Pouvez-vous prolonger la méditation sur la naissance de Jean le Baptiste à partir de sa dernière phrase ?
____ Extrait du document
N° 542 – Son nom sera Jean

– Mercredi, l’Église célébrait la naissance de Jean le Baptiste et nous donnait à méditer le récit de saint Luc (Lc 1, 57-80). Au moment de donner un nom à l’enfant, tous s’attendaient à ce qu’il porte celui de son père, Zacharie. Pourtant, contre toute attente, Élisabeth et Zacharie affirment : « Son nom sera Jean. »
Ce détail n’en est pas un. Dieu appelle chacun par son nom. Chacun est unique dans son projet d’amour. Le prophète Isaïe l’exprime avec force : « J’étais encore dans le sein maternel quand le Seigneur m’a appelé ; j’étais encore dans les entrailles de ma mère quand il a prononcé mon nom. » (Is 49,1)
Quelle magnifique nouvelle ! Chacun de nous a du prix aux yeux de Dieu. Personne n’est inutile. Personne n’est un simple numéro. Cette certitude devrait déjà remplir notre cœur de joie et de gratitude.
À la naissance de Jean, les témoins s’interrogent : « Que sera donc cet enfant ? En effet, la main du Seigneur était avec lui. » Cette question pourrait devenir la nôtre. Non pas : Que vais-je faire de ma vie ? mais plutôt : Que veut Dieu pour moi ? Pourquoi m’a-t-il créé ? À quoi suis-je appelé pour participer à la construction de son Royaume ?
C’est aussi une belle question à transmettre à nos enfants et à nos petits-enfants : « T’es-tu déjà demandé ce que Dieu voudrait pour toi ? » La réponse se découvre peu à peu, à travers les talents reçus, les désirs profonds, les élans du cœur, mais surtout dans l’écoute du Seigneur qui ne cesse d’appeler.
Jean reçoit une mission. Comme Jérémie avant lui, il est envoyé. Il préparera les chemins du Seigneur, ramènera les cœurs vers Dieu et annoncera la venue du Sauveur.
________
____ Informations fournies
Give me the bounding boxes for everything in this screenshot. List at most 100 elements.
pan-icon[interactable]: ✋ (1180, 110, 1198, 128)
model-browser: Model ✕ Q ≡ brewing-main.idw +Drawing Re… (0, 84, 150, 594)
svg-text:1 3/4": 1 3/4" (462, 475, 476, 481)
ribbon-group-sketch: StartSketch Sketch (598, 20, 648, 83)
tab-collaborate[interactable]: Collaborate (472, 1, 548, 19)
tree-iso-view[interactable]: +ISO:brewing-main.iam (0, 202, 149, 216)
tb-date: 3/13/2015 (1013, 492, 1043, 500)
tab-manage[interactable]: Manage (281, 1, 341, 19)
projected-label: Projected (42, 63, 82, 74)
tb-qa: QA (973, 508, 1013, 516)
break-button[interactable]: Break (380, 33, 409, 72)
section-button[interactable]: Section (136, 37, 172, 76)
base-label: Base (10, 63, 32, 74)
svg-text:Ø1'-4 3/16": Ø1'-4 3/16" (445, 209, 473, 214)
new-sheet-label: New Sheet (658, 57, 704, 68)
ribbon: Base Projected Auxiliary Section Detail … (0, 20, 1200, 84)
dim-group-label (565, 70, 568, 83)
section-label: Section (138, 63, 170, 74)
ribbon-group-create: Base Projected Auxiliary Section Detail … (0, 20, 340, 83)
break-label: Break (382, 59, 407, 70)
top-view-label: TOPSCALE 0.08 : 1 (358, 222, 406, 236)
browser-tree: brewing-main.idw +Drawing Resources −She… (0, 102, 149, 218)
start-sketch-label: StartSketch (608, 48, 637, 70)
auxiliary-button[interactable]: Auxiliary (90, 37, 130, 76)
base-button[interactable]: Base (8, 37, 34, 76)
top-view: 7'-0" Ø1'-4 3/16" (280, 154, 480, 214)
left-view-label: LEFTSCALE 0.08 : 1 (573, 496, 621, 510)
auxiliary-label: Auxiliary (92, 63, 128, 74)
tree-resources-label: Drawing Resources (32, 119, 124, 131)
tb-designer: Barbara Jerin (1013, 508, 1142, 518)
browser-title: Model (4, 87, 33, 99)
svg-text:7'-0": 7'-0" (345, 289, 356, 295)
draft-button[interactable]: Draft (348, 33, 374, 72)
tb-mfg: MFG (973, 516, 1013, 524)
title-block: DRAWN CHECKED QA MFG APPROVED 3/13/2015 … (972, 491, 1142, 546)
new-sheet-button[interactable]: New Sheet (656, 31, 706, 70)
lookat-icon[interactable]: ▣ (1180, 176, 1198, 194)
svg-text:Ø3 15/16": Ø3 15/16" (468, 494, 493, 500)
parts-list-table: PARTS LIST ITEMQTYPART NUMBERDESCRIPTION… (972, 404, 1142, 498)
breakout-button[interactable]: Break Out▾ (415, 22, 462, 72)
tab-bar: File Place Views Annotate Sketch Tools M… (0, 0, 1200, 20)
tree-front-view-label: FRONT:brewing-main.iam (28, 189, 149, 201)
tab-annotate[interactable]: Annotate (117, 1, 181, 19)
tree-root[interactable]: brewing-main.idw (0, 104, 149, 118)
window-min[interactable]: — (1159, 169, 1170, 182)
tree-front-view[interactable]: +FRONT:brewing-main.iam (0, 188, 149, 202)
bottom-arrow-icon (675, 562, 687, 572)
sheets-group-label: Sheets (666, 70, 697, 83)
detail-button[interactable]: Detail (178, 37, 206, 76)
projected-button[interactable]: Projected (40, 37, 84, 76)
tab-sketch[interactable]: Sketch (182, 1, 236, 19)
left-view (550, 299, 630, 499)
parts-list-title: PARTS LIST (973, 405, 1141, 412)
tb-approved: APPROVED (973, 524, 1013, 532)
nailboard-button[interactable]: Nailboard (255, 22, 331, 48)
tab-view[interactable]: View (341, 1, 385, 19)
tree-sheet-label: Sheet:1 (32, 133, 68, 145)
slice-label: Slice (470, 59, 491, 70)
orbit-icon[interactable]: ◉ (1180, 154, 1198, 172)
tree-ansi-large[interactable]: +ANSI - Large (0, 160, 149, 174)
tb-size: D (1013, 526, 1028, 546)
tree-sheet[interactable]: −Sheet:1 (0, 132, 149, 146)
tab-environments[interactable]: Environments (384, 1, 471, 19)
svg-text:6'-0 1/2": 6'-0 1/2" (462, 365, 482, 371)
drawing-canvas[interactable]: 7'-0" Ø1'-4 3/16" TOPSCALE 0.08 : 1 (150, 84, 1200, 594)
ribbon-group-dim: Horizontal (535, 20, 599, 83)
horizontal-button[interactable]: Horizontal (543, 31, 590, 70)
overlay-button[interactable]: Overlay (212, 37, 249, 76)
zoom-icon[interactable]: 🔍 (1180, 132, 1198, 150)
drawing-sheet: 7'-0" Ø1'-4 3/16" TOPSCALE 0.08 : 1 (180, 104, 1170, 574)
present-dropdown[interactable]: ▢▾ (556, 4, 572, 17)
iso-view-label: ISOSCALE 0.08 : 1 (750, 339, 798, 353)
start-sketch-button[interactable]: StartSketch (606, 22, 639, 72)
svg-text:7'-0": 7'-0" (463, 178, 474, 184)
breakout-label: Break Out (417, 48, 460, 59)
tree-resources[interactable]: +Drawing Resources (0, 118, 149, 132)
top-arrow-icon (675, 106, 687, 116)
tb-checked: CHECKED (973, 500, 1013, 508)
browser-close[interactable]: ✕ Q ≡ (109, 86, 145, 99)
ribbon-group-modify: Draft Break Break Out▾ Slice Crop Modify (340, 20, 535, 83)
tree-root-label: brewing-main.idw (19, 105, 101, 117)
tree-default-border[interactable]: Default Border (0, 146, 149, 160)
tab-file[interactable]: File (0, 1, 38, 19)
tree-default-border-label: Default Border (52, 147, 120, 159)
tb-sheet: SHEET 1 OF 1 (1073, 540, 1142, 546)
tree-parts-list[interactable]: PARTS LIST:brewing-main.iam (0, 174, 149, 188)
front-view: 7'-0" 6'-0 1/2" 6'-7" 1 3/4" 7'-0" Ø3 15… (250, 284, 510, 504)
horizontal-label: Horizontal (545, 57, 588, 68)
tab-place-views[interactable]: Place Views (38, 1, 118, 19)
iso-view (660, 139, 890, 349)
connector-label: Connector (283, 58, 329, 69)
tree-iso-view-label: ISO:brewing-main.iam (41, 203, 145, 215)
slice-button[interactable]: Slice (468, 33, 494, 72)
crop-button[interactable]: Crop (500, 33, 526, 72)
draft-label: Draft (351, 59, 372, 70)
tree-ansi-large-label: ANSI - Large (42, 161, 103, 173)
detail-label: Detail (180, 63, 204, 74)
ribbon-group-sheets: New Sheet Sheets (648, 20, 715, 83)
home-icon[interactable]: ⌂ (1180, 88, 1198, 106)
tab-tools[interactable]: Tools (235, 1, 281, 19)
________
**Corrigé de l'exercice:**
Par notre baptême, nous aussi, nous recevons une mission. Nous sommes appelés à être lumière du monde et sel de la terre. Nous ne sommes pas faits pour vivre uniquement pour nous-mêmes. La foi nous engage dans une œuvre qui nous dépasse : celle du Royaume de Dieu. La vraie question devient alors : À quelle tâche le Seigneur m’envoie-t-il aujourd’hui ?
Il me semble que toute vie chrétienne peut s’orienter autour de trois convictions simples :
Je suis unique et infiniment aimé de Dieu.
Je suis appelé à une vocation qui donne sens à ma vie.
Je suis envoyé en mission pour servir les autres et participer à l’œuvre de Dieu.
Au fond, Dieu ne veut qu’une chose pour chacun de nous : notre bonheur. Et ce bonheur ne se trouve pas dans la recherche de notre seul intérêt, mais dans la joie de répondre à son appel.
Pour ma part, cet appel s’est incarné dans un désir profond : aimer le Christ et aimer les personnes qu’il met sur ma route. Et je peux en témoigner avec reconnaissance : Dieu soit loué, cette joie est quotidienne.